● Dataset records:
/---

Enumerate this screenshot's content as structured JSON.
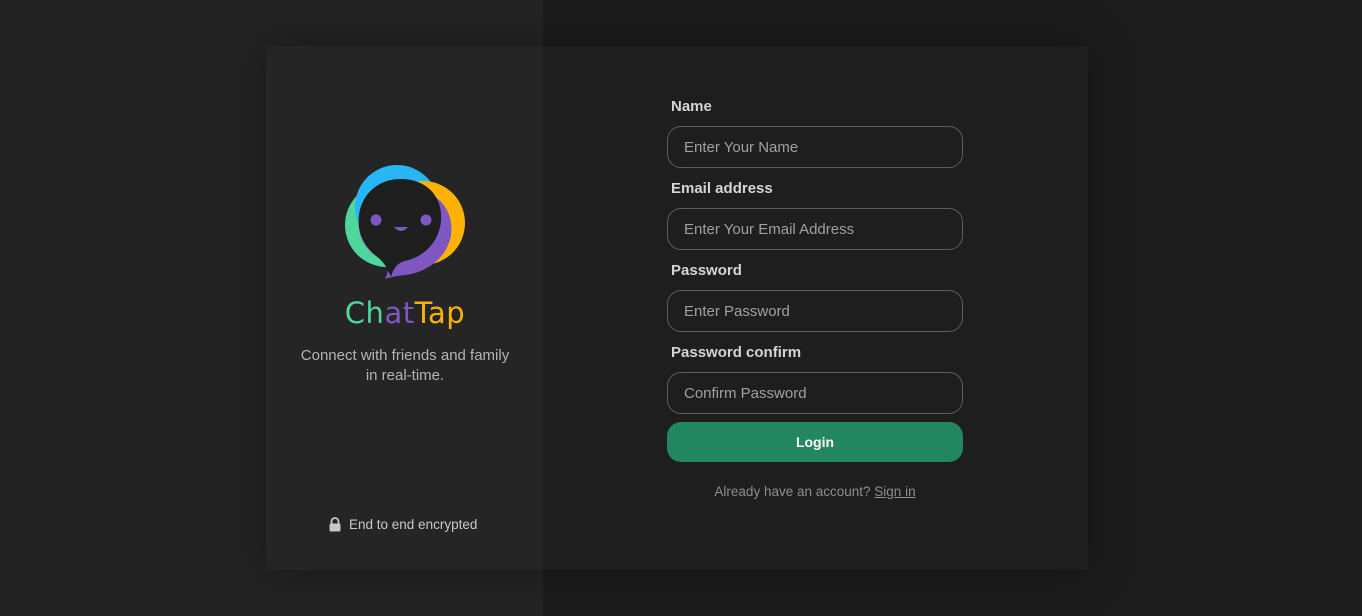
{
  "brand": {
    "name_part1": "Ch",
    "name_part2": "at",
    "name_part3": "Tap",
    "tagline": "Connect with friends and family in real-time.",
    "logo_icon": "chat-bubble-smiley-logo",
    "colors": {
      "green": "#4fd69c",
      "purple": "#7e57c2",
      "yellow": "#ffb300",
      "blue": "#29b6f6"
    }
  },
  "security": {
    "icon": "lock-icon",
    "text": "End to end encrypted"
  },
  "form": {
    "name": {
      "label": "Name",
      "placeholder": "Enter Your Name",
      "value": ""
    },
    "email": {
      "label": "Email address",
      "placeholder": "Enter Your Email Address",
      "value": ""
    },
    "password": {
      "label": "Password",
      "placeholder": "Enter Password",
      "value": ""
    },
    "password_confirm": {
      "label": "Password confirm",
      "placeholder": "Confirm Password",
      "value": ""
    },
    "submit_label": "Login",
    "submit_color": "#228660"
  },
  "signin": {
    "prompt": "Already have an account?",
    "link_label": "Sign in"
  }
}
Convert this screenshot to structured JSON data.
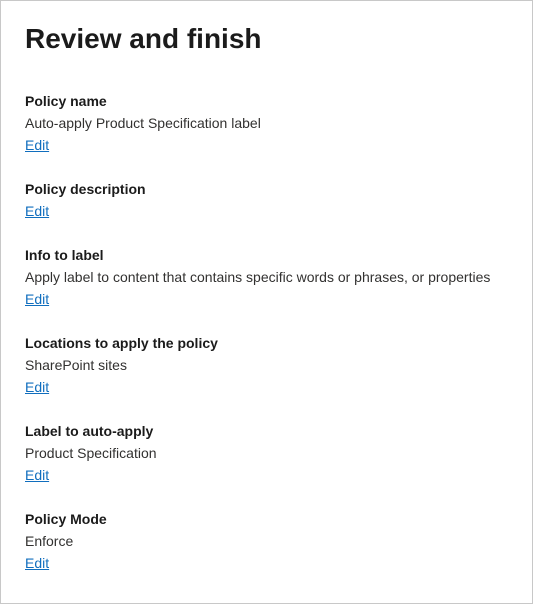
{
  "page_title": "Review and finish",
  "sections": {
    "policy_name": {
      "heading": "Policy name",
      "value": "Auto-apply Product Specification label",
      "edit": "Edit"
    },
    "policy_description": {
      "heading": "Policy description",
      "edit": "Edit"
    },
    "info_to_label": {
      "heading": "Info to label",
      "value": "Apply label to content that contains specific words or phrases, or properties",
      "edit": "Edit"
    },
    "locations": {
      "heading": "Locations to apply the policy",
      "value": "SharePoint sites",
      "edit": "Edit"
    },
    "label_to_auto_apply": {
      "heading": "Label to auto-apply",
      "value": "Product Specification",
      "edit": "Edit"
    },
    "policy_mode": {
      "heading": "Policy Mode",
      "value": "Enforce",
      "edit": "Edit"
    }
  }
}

\---

● AIM: Copy out every line from the data above that has "heading" in it.

● COMPLETE RESPONSE:
      "heading": "Policy name",
      "heading": "Policy description",
      "heading": "Info to label",
      "heading": "Locations to apply the policy",
      "heading": "Label to auto-apply",
      "heading": "Policy Mode",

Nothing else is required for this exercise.